─── Data provided

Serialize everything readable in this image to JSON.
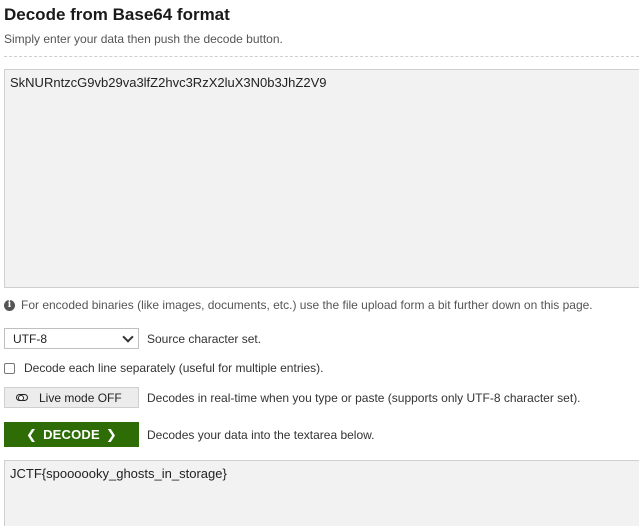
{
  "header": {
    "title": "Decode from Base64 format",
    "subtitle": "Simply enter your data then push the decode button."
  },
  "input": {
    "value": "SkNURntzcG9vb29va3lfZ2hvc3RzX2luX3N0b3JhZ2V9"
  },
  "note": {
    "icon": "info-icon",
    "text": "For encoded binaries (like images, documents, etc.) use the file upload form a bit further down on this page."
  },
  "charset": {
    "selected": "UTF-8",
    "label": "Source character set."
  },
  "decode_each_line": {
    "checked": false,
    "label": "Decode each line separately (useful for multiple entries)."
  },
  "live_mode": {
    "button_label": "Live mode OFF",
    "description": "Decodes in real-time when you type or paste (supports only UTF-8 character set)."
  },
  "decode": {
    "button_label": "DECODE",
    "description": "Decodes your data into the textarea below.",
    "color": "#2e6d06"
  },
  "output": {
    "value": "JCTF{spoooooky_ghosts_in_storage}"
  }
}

──────
─── Data provided

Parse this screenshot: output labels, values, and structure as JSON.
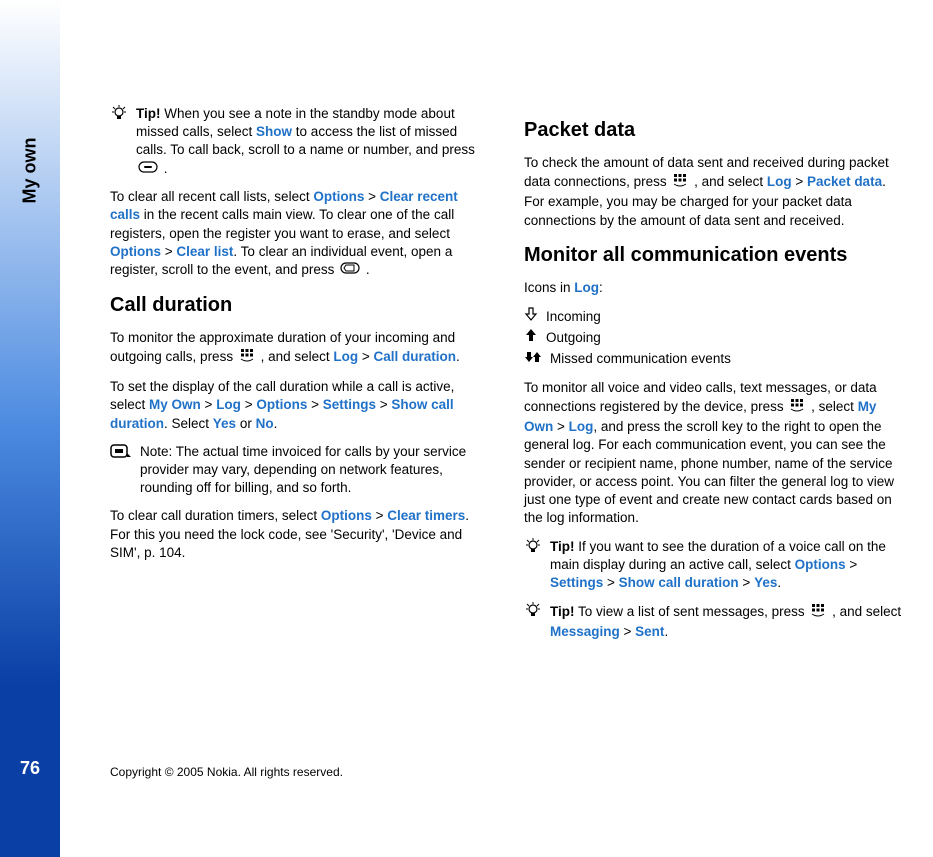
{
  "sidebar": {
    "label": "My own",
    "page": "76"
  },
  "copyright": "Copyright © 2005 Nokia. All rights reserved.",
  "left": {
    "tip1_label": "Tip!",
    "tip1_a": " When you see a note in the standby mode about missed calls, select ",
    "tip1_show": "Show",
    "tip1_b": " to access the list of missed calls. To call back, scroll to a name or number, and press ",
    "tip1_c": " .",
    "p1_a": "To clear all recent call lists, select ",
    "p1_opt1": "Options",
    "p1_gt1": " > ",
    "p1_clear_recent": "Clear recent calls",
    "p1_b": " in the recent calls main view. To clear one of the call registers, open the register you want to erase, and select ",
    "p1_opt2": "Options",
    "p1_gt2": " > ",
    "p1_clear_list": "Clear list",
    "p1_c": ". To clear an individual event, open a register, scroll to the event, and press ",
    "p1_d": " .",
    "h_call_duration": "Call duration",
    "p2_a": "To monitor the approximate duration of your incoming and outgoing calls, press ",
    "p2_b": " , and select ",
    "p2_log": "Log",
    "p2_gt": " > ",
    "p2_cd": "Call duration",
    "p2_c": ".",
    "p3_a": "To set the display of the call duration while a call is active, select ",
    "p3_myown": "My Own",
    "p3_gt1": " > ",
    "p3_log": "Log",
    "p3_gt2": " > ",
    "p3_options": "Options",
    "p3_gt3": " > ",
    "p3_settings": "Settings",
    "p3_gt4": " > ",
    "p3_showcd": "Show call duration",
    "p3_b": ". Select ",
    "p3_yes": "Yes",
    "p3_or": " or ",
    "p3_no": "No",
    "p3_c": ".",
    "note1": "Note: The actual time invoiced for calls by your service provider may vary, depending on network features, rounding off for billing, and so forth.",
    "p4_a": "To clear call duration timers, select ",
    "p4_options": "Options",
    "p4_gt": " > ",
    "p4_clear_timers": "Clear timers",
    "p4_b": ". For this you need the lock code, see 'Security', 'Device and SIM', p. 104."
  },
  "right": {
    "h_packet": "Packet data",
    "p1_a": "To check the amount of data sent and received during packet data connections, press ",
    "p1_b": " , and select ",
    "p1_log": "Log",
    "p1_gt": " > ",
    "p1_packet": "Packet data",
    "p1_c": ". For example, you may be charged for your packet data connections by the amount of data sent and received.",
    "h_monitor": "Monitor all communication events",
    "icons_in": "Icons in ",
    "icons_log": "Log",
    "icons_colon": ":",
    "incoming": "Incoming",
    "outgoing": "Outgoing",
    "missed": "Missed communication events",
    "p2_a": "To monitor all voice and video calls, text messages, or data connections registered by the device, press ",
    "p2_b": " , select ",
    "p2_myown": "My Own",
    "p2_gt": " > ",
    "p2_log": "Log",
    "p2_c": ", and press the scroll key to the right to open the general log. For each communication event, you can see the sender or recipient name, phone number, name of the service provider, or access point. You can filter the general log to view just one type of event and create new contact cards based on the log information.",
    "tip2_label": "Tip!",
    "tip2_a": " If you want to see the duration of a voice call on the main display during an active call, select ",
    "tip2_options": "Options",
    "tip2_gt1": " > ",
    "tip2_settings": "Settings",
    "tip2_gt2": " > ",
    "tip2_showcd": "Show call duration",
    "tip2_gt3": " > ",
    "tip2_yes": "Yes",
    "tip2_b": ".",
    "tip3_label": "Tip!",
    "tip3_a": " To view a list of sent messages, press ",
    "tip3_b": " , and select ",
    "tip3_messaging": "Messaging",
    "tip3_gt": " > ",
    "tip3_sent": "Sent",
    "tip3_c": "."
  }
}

──────

## Given request
Go through the listing above and return every line where the word "timers" occurs.

## Written answer
    "p4_a": "To clear call duration timers, select ",
    "p4_clear_timers": "Clear timers",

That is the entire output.